# The exercise:
Repeat all of the material exactly as given.

# Supplied records:
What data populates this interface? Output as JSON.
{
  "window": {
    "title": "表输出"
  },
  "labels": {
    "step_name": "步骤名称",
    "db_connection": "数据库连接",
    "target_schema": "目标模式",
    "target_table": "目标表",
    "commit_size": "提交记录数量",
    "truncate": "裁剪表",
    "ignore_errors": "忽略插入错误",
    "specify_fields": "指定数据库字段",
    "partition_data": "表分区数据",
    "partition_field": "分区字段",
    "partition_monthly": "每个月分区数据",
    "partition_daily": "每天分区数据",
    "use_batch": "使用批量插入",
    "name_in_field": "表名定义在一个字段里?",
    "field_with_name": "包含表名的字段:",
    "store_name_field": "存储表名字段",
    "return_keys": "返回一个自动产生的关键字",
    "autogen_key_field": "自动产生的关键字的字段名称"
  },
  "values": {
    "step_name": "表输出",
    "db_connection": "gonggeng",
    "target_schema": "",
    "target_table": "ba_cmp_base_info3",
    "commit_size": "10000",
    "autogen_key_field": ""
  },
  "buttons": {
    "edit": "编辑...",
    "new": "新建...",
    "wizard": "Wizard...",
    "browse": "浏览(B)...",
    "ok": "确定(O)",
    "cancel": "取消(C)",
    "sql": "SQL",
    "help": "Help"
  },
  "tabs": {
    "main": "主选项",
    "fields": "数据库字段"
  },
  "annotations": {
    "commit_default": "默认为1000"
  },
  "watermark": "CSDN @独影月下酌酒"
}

# Correct result:
What data populates this interface? Output as JSON.
{
  "window": {
    "title": "表输出"
  },
  "labels": {
    "step_name": "步骤名称",
    "db_connection": "数据库连接",
    "target_schema": "目标模式",
    "target_table": "目标表",
    "commit_size": "提交记录数量",
    "truncate": "裁剪表",
    "ignore_errors": "忽略插入错误",
    "specify_fields": "指定数据库字段",
    "partition_data": "表分区数据",
    "partition_field": "分区字段",
    "partition_monthly": "每个月分区数据",
    "partition_daily": "每天分区数据",
    "use_batch": "使用批量插入",
    "name_in_field": "表名定义在一个字段里?",
    "field_with_name": "包含表名的字段:",
    "store_name_field": "存储表名字段",
    "return_keys": "返回一个自动产生的关键字",
    "autogen_key_field": "自动产生的关键字的字段名称"
  },
  "values": {
    "step_name": "表输出",
    "db_connection": "gonggeng",
    "target_schema": "",
    "target_table": "ba_cmp_base_info3",
    "commit_size": "10000",
    "autogen_key_field": ""
  },
  "buttons": {
    "edit": "编辑...",
    "new": "新建...",
    "wizard": "Wizard...",
    "browse": "浏览(B)...",
    "ok": "确定(O)",
    "cancel": "取消(C)",
    "sql": "SQL",
    "help": "Help"
  },
  "tabs": {
    "main": "主选项",
    "fields": "数据库字段"
  },
  "annotations": {
    "commit_default": "默认为1000"
  },
  "watermark": "CSDN @独影月下酌酒"
}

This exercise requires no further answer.